REQUIREMENT
How many lines hold the string "aqui"? Give only the number.
— BEGIN GIVEN DATA —
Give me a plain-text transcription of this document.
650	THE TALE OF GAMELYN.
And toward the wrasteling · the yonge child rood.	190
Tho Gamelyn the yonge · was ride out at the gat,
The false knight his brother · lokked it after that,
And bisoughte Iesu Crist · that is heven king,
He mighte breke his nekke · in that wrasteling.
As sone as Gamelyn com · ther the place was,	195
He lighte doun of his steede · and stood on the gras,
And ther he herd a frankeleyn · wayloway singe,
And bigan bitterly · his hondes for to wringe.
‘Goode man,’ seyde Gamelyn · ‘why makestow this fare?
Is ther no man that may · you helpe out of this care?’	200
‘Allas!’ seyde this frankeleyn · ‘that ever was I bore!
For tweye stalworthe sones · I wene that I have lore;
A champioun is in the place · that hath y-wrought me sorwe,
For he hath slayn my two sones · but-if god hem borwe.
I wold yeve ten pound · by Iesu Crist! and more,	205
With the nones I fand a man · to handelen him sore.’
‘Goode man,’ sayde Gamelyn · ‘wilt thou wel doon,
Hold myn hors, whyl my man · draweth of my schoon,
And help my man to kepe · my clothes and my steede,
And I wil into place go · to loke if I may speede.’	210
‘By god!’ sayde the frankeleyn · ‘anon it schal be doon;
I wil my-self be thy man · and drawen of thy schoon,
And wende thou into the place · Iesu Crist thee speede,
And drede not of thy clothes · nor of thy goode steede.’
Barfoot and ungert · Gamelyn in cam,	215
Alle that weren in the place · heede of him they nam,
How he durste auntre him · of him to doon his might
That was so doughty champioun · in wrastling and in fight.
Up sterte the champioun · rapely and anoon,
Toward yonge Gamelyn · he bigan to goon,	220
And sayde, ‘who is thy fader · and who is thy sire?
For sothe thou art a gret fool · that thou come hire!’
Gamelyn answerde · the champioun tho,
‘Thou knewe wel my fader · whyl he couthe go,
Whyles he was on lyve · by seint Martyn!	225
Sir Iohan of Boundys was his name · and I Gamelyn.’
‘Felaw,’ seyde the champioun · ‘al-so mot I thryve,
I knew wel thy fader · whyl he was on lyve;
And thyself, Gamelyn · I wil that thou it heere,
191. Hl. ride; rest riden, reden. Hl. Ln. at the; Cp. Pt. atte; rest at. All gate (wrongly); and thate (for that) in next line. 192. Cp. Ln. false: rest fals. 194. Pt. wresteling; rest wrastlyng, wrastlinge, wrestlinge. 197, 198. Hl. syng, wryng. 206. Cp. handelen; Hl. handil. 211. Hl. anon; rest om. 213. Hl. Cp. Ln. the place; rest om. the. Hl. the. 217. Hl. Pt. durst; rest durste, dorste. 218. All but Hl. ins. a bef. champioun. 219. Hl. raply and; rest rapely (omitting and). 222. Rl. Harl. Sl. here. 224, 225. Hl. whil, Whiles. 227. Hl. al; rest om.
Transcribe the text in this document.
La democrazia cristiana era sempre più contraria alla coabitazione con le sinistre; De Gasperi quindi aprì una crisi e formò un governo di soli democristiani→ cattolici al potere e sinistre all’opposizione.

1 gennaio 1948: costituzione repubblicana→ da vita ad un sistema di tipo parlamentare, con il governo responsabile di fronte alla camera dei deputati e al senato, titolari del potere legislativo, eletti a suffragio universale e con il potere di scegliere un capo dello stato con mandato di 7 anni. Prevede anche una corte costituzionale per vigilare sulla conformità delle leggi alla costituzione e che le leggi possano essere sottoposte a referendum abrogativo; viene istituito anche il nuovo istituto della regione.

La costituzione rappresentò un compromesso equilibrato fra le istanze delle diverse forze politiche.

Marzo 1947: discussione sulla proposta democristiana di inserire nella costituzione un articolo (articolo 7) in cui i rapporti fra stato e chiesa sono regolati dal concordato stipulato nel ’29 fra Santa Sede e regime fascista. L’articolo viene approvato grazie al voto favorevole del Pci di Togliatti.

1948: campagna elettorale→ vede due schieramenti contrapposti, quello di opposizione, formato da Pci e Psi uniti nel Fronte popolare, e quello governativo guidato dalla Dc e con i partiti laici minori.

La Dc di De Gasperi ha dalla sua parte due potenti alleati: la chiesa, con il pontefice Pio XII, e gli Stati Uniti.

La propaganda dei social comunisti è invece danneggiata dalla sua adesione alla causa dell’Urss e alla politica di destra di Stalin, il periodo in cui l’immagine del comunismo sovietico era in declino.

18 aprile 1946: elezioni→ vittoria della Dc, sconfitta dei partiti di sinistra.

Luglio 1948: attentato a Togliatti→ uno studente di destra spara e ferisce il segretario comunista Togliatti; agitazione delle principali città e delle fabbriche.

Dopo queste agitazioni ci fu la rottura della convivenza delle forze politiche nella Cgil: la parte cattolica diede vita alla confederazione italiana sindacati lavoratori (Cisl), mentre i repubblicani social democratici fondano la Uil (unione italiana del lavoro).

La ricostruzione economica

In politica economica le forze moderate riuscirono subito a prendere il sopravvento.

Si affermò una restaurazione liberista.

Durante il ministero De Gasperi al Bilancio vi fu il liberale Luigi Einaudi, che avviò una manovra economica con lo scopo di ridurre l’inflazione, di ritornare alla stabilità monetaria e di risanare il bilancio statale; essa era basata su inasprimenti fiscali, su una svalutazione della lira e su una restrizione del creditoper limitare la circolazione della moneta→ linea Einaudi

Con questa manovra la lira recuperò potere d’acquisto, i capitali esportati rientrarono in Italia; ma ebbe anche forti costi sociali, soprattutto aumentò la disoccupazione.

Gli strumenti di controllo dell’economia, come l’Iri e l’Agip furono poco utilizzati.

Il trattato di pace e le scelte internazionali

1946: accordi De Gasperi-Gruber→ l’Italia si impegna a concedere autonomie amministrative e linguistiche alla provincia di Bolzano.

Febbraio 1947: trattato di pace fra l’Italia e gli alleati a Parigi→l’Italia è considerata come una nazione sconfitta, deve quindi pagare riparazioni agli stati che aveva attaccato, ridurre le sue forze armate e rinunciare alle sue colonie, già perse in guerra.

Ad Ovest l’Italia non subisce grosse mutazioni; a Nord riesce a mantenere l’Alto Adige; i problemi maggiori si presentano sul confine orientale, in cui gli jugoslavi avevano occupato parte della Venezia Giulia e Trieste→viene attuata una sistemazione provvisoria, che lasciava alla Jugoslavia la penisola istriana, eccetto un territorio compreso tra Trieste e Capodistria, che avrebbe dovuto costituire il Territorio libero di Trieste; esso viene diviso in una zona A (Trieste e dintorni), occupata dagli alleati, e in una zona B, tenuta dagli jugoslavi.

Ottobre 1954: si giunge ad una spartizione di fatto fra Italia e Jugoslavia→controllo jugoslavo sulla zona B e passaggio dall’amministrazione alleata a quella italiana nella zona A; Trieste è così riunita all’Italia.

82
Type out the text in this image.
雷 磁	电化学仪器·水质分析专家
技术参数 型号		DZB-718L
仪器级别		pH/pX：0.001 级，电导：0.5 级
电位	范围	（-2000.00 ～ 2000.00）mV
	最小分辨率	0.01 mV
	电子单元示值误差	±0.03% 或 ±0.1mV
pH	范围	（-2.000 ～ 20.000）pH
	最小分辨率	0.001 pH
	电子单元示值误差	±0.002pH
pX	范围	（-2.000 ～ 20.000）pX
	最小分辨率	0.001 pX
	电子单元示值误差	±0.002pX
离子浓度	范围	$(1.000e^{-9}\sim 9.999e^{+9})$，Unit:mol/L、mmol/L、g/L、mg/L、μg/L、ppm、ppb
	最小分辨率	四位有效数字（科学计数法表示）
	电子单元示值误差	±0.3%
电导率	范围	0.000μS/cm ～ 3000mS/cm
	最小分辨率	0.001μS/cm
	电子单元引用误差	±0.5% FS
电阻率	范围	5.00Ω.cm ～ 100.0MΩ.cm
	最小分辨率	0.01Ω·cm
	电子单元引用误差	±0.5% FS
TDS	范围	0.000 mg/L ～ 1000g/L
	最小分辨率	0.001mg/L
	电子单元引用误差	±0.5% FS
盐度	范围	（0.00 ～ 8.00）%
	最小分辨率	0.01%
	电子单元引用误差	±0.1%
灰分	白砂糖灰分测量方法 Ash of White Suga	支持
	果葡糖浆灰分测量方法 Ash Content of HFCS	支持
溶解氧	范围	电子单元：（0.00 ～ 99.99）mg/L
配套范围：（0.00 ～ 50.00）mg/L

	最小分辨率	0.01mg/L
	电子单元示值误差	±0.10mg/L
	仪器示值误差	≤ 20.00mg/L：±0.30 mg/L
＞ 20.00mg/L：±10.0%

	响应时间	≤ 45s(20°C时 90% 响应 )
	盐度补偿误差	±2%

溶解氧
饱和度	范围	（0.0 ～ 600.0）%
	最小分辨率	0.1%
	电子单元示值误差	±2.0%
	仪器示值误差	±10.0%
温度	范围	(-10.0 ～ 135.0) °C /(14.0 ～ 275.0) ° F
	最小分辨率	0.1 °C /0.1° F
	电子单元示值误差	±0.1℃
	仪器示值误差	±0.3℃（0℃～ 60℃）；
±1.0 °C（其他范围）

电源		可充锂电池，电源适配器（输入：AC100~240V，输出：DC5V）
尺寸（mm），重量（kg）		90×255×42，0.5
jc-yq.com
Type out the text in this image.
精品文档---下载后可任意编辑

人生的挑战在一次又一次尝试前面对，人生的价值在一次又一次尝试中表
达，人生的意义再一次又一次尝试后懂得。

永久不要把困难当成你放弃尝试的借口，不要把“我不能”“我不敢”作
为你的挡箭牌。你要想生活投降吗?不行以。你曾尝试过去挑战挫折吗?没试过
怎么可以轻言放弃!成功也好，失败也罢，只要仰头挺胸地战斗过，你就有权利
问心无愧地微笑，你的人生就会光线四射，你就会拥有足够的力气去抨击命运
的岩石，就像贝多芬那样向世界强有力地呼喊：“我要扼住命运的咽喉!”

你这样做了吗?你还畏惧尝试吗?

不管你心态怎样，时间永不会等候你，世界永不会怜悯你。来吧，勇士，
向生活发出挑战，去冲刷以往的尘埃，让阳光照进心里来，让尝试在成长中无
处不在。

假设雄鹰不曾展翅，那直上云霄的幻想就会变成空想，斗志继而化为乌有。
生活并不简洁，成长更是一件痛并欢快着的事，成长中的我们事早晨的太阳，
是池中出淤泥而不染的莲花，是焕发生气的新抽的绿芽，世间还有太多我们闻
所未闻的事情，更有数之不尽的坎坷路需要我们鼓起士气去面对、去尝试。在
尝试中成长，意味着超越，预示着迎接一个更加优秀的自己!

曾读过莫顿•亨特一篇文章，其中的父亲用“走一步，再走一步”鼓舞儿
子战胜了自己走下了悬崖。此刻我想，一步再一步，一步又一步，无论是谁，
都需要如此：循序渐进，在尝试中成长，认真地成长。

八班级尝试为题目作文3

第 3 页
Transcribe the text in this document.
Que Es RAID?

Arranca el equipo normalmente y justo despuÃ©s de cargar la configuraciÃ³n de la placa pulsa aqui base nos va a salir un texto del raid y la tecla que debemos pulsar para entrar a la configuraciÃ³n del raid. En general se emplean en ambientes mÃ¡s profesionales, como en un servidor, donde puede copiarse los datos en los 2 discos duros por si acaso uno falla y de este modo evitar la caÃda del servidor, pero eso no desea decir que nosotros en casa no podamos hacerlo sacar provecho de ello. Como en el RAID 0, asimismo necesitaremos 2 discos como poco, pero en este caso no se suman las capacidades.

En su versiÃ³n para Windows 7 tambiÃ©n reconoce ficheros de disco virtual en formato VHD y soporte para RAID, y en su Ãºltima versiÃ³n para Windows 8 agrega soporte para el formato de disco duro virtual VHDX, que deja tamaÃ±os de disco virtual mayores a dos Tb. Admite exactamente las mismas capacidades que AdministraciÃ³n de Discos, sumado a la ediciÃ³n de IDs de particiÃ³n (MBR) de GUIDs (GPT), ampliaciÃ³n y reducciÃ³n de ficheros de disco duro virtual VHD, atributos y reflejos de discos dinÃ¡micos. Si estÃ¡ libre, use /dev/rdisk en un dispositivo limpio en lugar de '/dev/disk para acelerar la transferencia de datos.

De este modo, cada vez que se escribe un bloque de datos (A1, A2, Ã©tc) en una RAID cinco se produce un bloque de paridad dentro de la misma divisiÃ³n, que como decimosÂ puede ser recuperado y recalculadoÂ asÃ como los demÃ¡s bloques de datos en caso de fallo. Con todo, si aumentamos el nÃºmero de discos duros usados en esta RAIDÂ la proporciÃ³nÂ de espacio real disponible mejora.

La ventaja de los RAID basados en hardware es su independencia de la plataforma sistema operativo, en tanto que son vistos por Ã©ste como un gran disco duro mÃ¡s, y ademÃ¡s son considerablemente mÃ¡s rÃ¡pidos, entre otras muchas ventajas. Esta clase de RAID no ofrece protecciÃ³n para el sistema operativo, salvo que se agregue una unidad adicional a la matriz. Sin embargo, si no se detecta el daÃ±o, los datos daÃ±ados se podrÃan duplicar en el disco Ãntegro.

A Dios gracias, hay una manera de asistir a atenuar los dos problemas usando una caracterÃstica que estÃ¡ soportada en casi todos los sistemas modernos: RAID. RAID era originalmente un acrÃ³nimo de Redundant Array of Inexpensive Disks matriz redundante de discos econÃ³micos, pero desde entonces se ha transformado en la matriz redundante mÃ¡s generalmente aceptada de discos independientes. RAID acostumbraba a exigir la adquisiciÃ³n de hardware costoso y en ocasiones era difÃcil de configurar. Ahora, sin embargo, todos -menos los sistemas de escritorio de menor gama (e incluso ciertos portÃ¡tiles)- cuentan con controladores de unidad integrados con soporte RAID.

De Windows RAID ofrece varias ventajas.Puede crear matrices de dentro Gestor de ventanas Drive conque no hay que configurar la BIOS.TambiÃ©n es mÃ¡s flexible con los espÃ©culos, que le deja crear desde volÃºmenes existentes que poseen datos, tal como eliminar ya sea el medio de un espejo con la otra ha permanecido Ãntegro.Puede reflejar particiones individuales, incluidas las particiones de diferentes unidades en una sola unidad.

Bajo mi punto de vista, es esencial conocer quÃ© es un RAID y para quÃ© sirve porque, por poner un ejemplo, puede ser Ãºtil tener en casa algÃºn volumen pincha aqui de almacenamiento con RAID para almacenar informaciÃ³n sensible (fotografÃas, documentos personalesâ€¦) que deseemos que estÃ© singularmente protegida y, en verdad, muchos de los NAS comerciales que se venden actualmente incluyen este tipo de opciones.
— END GIVEN DATA —
THE REPLY
2